» **What to produce**
Take down each entry exactly as written.
-- begin Supplied entries --
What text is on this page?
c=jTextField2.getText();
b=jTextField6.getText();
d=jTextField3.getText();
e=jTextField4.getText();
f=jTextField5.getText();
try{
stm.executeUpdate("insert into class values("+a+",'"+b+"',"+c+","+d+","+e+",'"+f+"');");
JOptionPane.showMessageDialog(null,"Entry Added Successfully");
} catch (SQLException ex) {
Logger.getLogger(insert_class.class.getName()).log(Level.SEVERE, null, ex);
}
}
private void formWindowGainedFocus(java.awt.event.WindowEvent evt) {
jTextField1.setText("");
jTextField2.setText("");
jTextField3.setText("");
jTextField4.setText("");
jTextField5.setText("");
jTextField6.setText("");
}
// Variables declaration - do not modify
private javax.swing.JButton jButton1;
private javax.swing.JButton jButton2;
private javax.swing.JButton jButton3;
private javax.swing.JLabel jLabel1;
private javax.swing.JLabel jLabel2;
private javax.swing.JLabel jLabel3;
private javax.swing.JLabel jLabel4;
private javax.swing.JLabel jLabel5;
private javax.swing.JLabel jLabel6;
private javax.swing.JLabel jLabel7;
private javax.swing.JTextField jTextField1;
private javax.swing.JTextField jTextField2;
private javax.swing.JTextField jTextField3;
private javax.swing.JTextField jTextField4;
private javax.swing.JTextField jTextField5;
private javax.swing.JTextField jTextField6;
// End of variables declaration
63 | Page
-- end Supplied entries --
» **Output**
What text is on this page?
c=jTextField2.getText();
b=jTextField6.getText();
d=jTextField3.getText();
e=jTextField4.getText();
f=jTextField5.getText();
try{
stm.executeUpdate("insert into class values("+a+",'"+b+"',"+c+","+d+","+e+",'"+f+"');");
JOptionPane.showMessageDialog(null,"Entry Added Successfully");
} catch (SQLException ex) {
Logger.getLogger(insert_class.class.getName()).log(Level.SEVERE, null, ex);
}
}
private void formWindowGainedFocus(java.awt.event.WindowEvent evt) {
jTextField1.setText("");
jTextField2.setText("");
jTextField3.setText("");
jTextField4.setText("");
jTextField5.setText("");
jTextField6.setText("");
}
// Variables declaration - do not modify
private javax.swing.JButton jButton1;
private javax.swing.JButton jButton2;
private javax.swing.JButton jButton3;
private javax.swing.JLabel jLabel1;
private javax.swing.JLabel jLabel2;
private javax.swing.JLabel jLabel3;
private javax.swing.JLabel jLabel4;
private javax.swing.JLabel jLabel5;
private javax.swing.JLabel jLabel6;
private javax.swing.JLabel jLabel7;
private javax.swing.JTextField jTextField1;
private javax.swing.JTextField jTextField2;
private javax.swing.JTextField jTextField3;
private javax.swing.JTextField jTextField4;
private javax.swing.JTextField jTextField5;
private javax.swing.JTextField jTextField6;
// End of variables declaration
63 | Page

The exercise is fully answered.